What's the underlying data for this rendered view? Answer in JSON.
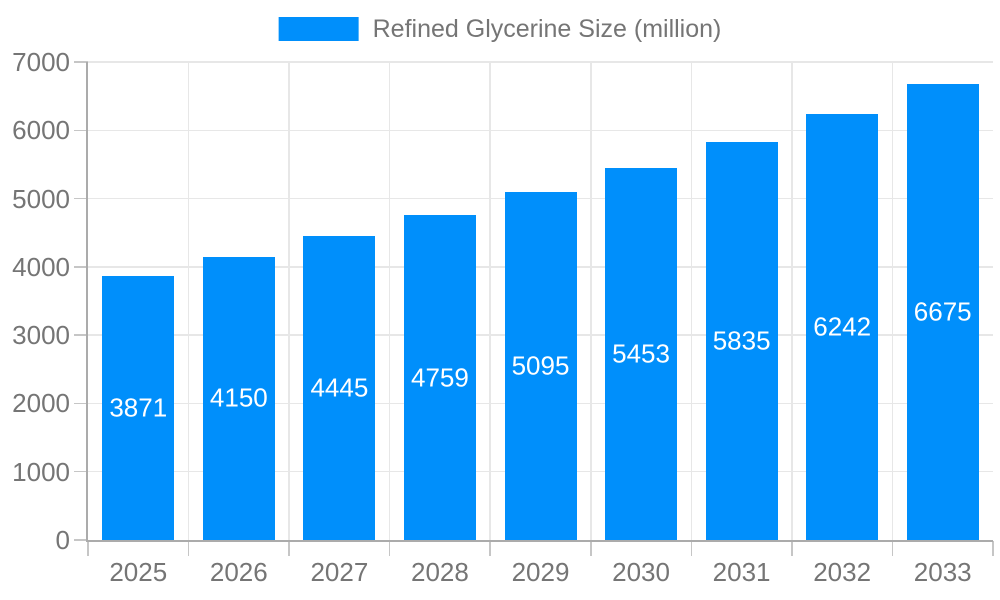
{
  "legend": {
    "label": "Refined Glycerine Size (million)"
  },
  "colors": {
    "bar": "#008FFB",
    "grid": "#e7e7e7",
    "axis": "#ababab",
    "tick": "#c6c6c6",
    "label": "#757575",
    "value_label": "#ffffff",
    "background": "#ffffff"
  },
  "chart_data": {
    "type": "bar",
    "title": "Refined Glycerine Size (million)",
    "categories": [
      "2025",
      "2026",
      "2027",
      "2028",
      "2029",
      "2030",
      "2031",
      "2032",
      "2033"
    ],
    "values": [
      3871,
      4150,
      4445,
      4759,
      5095,
      5453,
      5835,
      6242,
      6675
    ],
    "xlabel": "",
    "ylabel": "",
    "ylim": [
      0,
      7000
    ],
    "yticks": [
      0,
      1000,
      2000,
      3000,
      4000,
      5000,
      6000,
      7000
    ],
    "grid": "horizontal-and-vertical",
    "legend_position": "top",
    "value_label_position": "inside-center"
  }
}
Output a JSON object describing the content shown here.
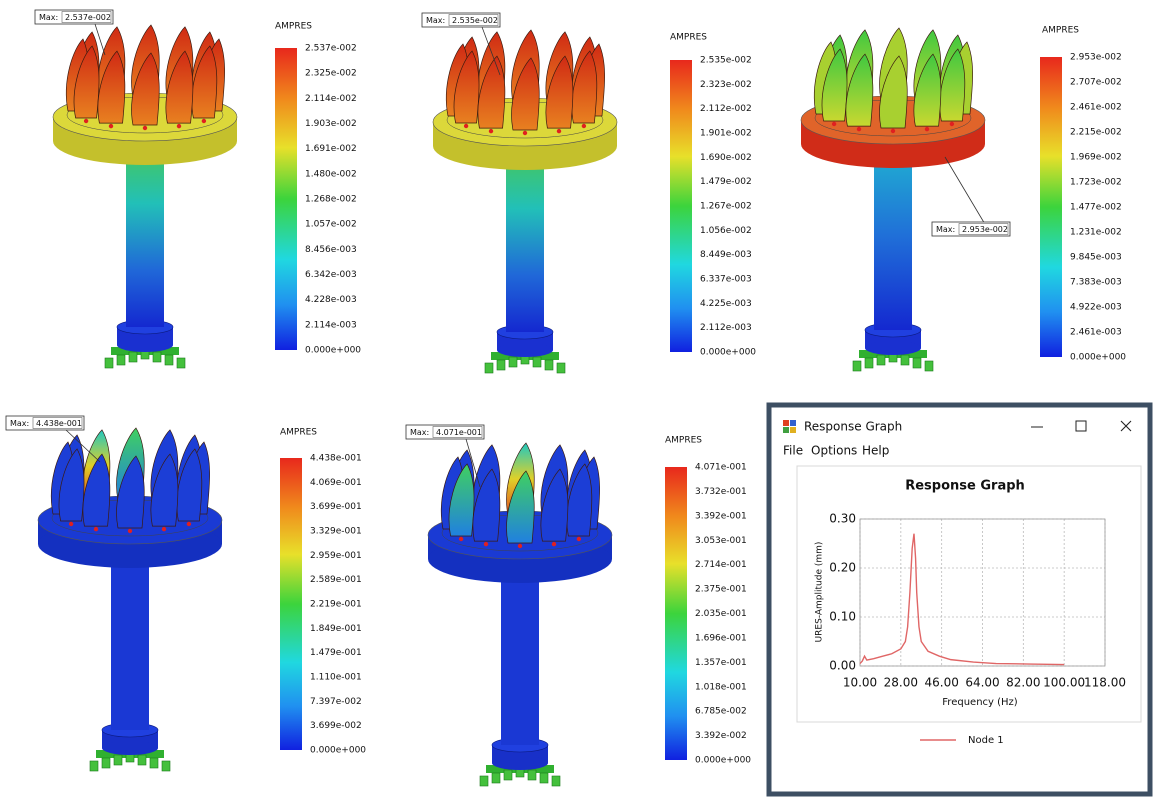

○ ○ ○ ○ ○

__WHAT TO PRODUCE__
Leave out the pictures and give the listing above again exactly.

__EXERCISE RESPONSE__
What's the underlying data for this rendered view? Answer in JSON.
{
  "legend": {
    "label": "Refined Glycerine Size (million)"
  },
  "colors": {
    "bar": "#008FFB",
    "grid": "#e7e7e7",
    "axis": "#ababab",
    "tick": "#c6c6c6",
    "label": "#757575",
    "value_label": "#ffffff",
    "background": "#ffffff"
  },
  "chart_data": {
    "type": "bar",
    "title": "Refined Glycerine Size (million)",
    "categories": [
      "2025",
      "2026",
      "2027",
      "2028",
      "2029",
      "2030",
      "2031",
      "2032",
      "2033"
    ],
    "values": [
      3871,
      4150,
      4445,
      4759,
      5095,
      5453,
      5835,
      6242,
      6675
    ],
    "xlabel": "",
    "ylabel": "",
    "ylim": [
      0,
      7000
    ],
    "yticks": [
      0,
      1000,
      2000,
      3000,
      4000,
      5000,
      6000,
      7000
    ],
    "grid": "horizontal-and-vertical",
    "legend_position": "top",
    "value_label_position": "inside-center"
  }
}
Output a JSON object describing the content shown here.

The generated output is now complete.